● YOUR OBJECTIVE
Write out each line beneath this one exactly as it reads.

** Start of LISTED RECORDS **

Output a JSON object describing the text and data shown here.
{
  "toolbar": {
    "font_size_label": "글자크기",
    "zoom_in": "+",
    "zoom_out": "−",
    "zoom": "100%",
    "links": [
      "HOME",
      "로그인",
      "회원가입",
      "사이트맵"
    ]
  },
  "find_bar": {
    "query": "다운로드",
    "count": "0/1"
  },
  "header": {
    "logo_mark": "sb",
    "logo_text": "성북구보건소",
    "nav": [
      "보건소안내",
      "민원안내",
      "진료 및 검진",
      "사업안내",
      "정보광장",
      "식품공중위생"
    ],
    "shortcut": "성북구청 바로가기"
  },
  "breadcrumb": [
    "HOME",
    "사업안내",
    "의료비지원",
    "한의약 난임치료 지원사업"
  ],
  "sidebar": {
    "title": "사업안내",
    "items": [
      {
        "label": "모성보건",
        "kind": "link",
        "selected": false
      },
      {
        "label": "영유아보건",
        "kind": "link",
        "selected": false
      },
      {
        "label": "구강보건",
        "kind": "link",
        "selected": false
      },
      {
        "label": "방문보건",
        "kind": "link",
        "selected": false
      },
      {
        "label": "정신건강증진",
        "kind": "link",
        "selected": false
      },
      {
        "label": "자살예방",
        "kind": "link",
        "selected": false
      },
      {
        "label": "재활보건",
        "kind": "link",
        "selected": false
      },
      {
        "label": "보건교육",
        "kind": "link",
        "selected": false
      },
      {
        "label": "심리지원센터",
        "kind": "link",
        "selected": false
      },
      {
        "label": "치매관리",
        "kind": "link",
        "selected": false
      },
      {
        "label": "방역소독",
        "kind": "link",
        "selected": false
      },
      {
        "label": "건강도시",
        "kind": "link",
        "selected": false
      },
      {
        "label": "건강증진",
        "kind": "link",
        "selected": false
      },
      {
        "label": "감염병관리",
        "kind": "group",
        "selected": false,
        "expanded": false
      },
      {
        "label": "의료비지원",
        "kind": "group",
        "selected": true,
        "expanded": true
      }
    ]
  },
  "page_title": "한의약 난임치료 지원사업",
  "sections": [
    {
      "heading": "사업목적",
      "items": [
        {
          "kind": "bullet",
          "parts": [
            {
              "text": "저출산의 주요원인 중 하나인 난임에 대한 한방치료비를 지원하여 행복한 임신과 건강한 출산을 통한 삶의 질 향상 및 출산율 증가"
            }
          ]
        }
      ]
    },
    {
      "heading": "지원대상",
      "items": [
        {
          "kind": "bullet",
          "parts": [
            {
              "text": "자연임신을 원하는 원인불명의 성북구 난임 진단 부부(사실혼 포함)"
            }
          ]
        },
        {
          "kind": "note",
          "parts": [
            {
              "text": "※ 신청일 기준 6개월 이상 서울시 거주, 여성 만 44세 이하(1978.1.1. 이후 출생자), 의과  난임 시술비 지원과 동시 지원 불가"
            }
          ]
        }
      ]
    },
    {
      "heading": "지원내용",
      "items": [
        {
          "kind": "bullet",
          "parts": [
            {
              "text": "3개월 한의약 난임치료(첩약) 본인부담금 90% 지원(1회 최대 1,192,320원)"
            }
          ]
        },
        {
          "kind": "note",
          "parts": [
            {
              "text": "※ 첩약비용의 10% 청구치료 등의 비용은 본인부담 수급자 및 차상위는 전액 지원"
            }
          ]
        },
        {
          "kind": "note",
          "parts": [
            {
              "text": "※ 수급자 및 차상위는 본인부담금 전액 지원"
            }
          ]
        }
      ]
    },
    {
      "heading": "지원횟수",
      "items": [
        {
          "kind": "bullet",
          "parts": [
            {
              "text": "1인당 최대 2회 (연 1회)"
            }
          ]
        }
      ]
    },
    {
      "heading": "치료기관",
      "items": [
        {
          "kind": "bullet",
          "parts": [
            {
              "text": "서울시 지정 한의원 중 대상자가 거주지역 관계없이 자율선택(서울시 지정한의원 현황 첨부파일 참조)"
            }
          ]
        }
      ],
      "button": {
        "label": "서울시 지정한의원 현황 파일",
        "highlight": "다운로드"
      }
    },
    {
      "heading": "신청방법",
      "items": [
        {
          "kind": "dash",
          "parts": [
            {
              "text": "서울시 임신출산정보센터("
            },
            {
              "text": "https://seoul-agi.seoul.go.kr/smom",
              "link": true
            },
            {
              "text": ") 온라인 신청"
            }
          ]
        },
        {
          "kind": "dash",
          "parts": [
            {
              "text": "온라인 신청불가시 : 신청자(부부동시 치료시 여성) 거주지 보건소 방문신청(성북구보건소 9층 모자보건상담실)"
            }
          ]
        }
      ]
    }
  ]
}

** End of LISTED RECORDS **

● RESULT OF THE TASK
Output a JSON object describing the text and data shown here.
{
  "toolbar": {
    "font_size_label": "글자크기",
    "zoom_in": "+",
    "zoom_out": "−",
    "zoom": "100%",
    "links": [
      "HOME",
      "로그인",
      "회원가입",
      "사이트맵"
    ]
  },
  "find_bar": {
    "query": "다운로드",
    "count": "0/1"
  },
  "header": {
    "logo_mark": "sb",
    "logo_text": "성북구보건소",
    "nav": [
      "보건소안내",
      "민원안내",
      "진료 및 검진",
      "사업안내",
      "정보광장",
      "식품공중위생"
    ],
    "shortcut": "성북구청 바로가기"
  },
  "breadcrumb": [
    "HOME",
    "사업안내",
    "의료비지원",
    "한의약 난임치료 지원사업"
  ],
  "sidebar": {
    "title": "사업안내",
    "items": [
      {
        "label": "모성보건",
        "kind": "link",
        "selected": false
      },
      {
        "label": "영유아보건",
        "kind": "link",
        "selected": false
      },
      {
        "label": "구강보건",
        "kind": "link",
        "selected": false
      },
      {
        "label": "방문보건",
        "kind": "link",
        "selected": false
      },
      {
        "label": "정신건강증진",
        "kind": "link",
        "selected": false
      },
      {
        "label": "자살예방",
        "kind": "link",
        "selected": false
      },
      {
        "label": "재활보건",
        "kind": "link",
        "selected": false
      },
      {
        "label": "보건교육",
        "kind": "link",
        "selected": false
      },
      {
        "label": "심리지원센터",
        "kind": "link",
        "selected": false
      },
      {
        "label": "치매관리",
        "kind": "link",
        "selected": false
      },
      {
        "label": "방역소독",
        "kind": "link",
        "selected": false
      },
      {
        "label": "건강도시",
        "kind": "link",
        "selected": false
      },
      {
        "label": "건강증진",
        "kind": "link",
        "selected": false
      },
      {
        "label": "감염병관리",
        "kind": "group",
        "selected": false,
        "expanded": false
      },
      {
        "label": "의료비지원",
        "kind": "group",
        "selected": true,
        "expanded": true
      }
    ]
  },
  "page_title": "한의약 난임치료 지원사업",
  "sections": [
    {
      "heading": "사업목적",
      "items": [
        {
          "kind": "bullet",
          "parts": [
            {
              "text": "저출산의 주요원인 중 하나인 난임에 대한 한방치료비를 지원하여 행복한 임신과 건강한 출산을 통한 삶의 질 향상 및 출산율 증가"
            }
          ]
        }
      ]
    },
    {
      "heading": "지원대상",
      "items": [
        {
          "kind": "bullet",
          "parts": [
            {
              "text": "자연임신을 원하는 원인불명의 성북구 난임 진단 부부(사실혼 포함)"
            }
          ]
        },
        {
          "kind": "note",
          "parts": [
            {
              "text": "※ 신청일 기준 6개월 이상 서울시 거주, 여성 만 44세 이하(1978.1.1. 이후 출생자), 의과  난임 시술비 지원과 동시 지원 불가"
            }
          ]
        }
      ]
    },
    {
      "heading": "지원내용",
      "items": [
        {
          "kind": "bullet",
          "parts": [
            {
              "text": "3개월 한의약 난임치료(첩약) 본인부담금 90% 지원(1회 최대 1,192,320원)"
            }
          ]
        },
        {
          "kind": "note",
          "parts": [
            {
              "text": "※ 첩약비용의 10% 청구치료 등의 비용은 본인부담 수급자 및 차상위는 전액 지원"
            }
          ]
        },
        {
          "kind": "note",
          "parts": [
            {
              "text": "※ 수급자 및 차상위는 본인부담금 전액 지원"
            }
          ]
        }
      ]
    },
    {
      "heading": "지원횟수",
      "items": [
        {
          "kind": "bullet",
          "parts": [
            {
              "text": "1인당 최대 2회 (연 1회)"
            }
          ]
        }
      ]
    },
    {
      "heading": "치료기관",
      "items": [
        {
          "kind": "bullet",
          "parts": [
            {
              "text": "서울시 지정 한의원 중 대상자가 거주지역 관계없이 자율선택(서울시 지정한의원 현황 첨부파일 참조)"
            }
          ]
        }
      ],
      "button": {
        "label": "서울시 지정한의원 현황 파일",
        "highlight": "다운로드"
      }
    },
    {
      "heading": "신청방법",
      "items": [
        {
          "kind": "dash",
          "parts": [
            {
              "text": "서울시 임신출산정보센터("
            },
            {
              "text": "https://seoul-agi.seoul.go.kr/smom",
              "link": true
            },
            {
              "text": ") 온라인 신청"
            }
          ]
        },
        {
          "kind": "dash",
          "parts": [
            {
              "text": "온라인 신청불가시 : 신청자(부부동시 치료시 여성) 거주지 보건소 방문신청(성북구보건소 9층 모자보건상담실)"
            }
          ]
        }
      ]
    }
  ]
}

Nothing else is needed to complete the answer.